Structured figure records:

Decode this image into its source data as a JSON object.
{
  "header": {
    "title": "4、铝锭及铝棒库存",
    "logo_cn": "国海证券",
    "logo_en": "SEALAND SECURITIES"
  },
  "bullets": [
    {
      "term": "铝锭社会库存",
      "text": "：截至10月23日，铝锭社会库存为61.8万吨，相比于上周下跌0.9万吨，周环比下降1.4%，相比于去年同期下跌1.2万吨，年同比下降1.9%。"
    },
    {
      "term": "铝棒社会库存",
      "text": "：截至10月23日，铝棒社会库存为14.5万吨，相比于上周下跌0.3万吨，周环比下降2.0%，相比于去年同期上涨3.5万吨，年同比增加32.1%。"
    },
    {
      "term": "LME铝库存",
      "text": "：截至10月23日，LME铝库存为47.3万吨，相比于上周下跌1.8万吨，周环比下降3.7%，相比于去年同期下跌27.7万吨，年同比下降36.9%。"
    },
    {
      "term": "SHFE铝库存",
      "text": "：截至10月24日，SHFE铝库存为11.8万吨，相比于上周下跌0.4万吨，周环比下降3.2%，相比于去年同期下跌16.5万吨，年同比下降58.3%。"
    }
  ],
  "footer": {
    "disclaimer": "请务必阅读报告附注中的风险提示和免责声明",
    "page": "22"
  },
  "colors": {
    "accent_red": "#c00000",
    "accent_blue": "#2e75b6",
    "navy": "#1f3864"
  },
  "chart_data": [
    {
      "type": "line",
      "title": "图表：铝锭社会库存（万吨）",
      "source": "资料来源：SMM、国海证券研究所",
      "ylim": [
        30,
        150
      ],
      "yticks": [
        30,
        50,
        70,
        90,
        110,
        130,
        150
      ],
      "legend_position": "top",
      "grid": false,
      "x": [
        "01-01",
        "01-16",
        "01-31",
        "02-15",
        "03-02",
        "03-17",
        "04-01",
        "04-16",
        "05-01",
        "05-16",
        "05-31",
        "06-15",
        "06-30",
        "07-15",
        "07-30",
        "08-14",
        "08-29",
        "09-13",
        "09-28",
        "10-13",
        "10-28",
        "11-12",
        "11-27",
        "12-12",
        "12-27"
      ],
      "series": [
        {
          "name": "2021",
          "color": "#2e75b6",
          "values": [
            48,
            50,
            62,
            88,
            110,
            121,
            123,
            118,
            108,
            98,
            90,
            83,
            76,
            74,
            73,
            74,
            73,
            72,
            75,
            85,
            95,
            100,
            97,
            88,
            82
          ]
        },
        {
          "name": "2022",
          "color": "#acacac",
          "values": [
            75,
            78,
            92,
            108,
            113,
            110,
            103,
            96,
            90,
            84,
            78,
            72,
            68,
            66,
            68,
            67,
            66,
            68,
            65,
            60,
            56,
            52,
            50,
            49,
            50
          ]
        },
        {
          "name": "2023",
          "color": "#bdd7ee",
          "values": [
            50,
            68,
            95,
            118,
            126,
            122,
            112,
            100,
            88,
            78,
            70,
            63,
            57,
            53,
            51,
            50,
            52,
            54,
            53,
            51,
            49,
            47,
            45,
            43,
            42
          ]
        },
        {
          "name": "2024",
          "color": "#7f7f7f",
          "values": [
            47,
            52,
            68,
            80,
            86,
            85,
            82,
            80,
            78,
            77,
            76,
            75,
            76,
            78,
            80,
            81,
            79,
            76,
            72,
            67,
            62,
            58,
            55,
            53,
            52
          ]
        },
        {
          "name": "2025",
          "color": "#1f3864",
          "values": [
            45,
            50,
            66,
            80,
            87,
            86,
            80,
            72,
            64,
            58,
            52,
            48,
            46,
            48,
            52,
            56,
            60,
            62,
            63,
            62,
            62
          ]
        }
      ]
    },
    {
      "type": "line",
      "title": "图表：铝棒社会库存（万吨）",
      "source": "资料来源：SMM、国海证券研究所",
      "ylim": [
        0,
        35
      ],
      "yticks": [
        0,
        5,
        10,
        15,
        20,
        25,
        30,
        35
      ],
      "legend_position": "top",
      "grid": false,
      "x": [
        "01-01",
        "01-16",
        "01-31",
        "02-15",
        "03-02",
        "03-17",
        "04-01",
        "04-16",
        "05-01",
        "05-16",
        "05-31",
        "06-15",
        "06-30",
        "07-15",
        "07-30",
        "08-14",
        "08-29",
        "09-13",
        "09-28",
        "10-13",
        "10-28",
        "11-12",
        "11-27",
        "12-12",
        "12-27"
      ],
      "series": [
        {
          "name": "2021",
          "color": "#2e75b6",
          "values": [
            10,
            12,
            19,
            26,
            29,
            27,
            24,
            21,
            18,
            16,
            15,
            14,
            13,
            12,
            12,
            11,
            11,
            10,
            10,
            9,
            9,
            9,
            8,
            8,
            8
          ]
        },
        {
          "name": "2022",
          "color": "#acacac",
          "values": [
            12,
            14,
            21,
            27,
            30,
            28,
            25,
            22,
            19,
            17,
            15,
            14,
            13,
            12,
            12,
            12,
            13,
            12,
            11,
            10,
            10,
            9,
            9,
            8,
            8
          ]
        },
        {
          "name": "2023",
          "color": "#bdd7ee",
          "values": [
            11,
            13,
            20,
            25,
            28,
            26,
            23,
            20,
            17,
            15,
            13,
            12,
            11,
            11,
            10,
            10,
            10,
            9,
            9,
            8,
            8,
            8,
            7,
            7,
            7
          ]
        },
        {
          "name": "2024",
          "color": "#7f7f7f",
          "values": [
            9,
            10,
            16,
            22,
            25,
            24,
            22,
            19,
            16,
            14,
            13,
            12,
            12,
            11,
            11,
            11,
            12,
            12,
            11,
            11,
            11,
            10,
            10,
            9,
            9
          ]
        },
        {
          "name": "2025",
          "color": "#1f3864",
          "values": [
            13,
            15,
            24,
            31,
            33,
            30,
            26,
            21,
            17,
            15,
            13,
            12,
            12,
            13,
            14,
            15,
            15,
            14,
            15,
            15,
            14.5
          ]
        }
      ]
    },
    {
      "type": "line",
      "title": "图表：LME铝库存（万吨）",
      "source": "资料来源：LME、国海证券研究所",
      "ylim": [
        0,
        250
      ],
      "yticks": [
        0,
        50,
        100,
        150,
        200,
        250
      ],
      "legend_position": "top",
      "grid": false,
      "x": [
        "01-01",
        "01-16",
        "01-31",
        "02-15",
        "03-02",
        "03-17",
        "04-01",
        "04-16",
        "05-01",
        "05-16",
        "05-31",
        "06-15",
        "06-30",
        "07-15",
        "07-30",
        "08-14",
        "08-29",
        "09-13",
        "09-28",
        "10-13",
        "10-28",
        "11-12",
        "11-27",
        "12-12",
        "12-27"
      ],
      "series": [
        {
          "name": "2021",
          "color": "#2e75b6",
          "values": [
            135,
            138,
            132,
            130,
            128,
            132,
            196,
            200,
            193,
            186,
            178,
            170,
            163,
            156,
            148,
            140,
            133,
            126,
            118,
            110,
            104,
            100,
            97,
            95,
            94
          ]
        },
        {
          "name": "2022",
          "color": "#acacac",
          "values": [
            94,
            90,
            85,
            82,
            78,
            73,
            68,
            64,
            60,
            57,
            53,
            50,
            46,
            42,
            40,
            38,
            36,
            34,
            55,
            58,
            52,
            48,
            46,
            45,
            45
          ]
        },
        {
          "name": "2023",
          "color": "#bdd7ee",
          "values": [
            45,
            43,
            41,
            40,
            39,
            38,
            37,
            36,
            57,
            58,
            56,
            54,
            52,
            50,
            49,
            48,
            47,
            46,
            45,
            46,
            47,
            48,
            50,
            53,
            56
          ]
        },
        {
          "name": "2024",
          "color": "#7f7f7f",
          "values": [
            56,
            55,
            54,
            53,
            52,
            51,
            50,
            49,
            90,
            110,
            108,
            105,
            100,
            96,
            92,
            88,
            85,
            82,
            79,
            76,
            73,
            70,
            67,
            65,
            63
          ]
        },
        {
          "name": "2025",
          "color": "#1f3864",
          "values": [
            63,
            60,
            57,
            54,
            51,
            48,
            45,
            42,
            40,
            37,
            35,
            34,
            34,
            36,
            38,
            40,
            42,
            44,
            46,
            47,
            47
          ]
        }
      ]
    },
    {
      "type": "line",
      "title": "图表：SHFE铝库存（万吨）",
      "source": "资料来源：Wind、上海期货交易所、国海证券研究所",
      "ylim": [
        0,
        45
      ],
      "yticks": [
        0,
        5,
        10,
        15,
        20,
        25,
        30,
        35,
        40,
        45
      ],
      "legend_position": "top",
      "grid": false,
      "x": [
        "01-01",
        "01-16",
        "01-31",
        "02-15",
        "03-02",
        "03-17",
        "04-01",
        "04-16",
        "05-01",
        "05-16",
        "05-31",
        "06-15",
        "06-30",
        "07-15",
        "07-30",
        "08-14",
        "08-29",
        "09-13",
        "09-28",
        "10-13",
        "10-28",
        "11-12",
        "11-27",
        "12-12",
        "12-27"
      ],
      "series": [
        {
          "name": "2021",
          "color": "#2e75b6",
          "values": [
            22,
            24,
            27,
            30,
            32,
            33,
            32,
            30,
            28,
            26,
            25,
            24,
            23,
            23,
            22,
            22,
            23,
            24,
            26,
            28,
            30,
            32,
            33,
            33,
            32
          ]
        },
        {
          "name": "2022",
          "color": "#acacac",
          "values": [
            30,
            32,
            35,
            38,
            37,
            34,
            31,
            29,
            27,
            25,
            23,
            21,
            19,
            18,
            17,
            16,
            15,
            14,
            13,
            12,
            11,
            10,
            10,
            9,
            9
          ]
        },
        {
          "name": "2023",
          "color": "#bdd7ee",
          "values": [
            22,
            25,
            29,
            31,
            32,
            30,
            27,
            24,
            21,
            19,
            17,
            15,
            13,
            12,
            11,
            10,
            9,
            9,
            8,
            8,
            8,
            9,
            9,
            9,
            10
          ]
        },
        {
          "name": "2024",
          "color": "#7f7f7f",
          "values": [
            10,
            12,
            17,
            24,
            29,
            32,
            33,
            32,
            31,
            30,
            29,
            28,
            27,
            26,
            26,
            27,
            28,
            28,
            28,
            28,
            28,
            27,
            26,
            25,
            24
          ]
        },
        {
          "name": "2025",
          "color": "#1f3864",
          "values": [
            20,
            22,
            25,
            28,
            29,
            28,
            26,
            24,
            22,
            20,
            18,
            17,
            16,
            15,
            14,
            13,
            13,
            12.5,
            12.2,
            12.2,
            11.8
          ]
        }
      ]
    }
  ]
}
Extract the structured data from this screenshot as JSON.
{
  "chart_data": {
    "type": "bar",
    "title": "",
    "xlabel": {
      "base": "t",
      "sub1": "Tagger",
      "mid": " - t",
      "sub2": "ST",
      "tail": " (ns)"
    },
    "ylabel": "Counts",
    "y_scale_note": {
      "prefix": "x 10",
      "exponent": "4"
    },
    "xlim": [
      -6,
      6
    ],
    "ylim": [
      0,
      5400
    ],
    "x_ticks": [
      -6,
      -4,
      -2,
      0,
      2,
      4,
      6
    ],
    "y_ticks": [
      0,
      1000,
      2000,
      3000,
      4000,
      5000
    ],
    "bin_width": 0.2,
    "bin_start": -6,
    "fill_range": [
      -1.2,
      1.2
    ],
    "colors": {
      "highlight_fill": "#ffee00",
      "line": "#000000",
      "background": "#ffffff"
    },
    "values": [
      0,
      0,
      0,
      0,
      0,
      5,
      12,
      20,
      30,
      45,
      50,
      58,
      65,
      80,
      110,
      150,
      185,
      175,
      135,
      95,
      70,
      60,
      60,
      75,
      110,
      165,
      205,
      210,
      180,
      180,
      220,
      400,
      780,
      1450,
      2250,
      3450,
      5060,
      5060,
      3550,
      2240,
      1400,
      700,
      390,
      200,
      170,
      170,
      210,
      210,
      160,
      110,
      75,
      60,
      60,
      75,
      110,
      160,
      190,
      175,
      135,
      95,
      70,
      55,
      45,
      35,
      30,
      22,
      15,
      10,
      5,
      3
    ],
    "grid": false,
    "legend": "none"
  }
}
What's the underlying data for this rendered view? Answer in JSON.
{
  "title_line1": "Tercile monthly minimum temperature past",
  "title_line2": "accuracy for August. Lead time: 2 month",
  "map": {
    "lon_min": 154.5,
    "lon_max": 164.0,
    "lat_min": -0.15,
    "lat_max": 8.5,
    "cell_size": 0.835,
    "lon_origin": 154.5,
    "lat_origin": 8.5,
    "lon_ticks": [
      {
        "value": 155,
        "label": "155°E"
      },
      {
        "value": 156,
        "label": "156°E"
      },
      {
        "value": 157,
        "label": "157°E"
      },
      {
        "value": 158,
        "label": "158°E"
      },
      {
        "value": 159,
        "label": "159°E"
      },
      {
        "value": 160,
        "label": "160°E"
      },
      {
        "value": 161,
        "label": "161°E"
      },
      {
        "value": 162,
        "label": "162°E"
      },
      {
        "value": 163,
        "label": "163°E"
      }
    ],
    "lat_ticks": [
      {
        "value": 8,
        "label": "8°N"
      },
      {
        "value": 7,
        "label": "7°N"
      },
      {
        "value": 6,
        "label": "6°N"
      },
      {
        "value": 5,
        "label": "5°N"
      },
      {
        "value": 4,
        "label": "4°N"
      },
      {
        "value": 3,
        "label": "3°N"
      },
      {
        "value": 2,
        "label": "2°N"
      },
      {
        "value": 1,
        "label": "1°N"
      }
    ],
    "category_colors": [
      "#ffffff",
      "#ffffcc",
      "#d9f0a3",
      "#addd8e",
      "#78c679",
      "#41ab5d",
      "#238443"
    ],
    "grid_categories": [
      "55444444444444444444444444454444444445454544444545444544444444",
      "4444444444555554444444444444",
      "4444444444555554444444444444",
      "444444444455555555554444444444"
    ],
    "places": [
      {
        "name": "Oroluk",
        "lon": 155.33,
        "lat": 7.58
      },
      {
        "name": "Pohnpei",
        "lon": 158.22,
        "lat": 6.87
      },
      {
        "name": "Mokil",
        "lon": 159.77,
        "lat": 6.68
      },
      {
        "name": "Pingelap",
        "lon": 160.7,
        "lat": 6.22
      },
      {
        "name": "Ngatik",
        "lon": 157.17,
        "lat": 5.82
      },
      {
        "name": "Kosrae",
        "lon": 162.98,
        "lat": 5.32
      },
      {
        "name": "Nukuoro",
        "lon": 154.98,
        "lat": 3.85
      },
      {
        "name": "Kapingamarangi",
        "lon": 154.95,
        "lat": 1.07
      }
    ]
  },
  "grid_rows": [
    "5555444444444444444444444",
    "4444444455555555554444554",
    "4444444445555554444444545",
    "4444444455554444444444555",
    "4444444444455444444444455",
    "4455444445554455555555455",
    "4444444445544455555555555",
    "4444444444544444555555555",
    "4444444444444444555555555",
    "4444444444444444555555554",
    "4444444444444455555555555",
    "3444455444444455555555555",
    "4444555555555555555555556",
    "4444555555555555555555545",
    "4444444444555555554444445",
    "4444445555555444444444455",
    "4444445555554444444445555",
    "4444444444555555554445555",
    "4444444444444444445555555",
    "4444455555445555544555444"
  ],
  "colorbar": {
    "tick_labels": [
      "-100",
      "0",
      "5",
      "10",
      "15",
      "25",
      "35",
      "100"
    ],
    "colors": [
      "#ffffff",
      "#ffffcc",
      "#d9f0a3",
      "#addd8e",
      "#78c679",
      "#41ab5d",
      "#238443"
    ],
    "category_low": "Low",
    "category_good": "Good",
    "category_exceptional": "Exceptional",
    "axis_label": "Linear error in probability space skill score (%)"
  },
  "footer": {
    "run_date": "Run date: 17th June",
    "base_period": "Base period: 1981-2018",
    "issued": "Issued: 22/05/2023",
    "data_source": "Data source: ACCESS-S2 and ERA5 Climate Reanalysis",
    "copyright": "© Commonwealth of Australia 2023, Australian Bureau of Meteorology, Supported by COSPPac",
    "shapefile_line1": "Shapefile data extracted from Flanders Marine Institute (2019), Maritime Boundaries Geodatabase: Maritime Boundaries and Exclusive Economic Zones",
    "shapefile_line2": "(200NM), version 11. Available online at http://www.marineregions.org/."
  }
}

Exercise directions:
Extract every line that has the string "资料来源" in it.

Written answer:
      "source": "资料来源：SMM、国海证券研究所",
      "source": "资料来源：SMM、国海证券研究所",
      "source": "资料来源：LME、国海证券研究所",
      "source": "资料来源：Wind、上海期货交易所、国海证券研究所",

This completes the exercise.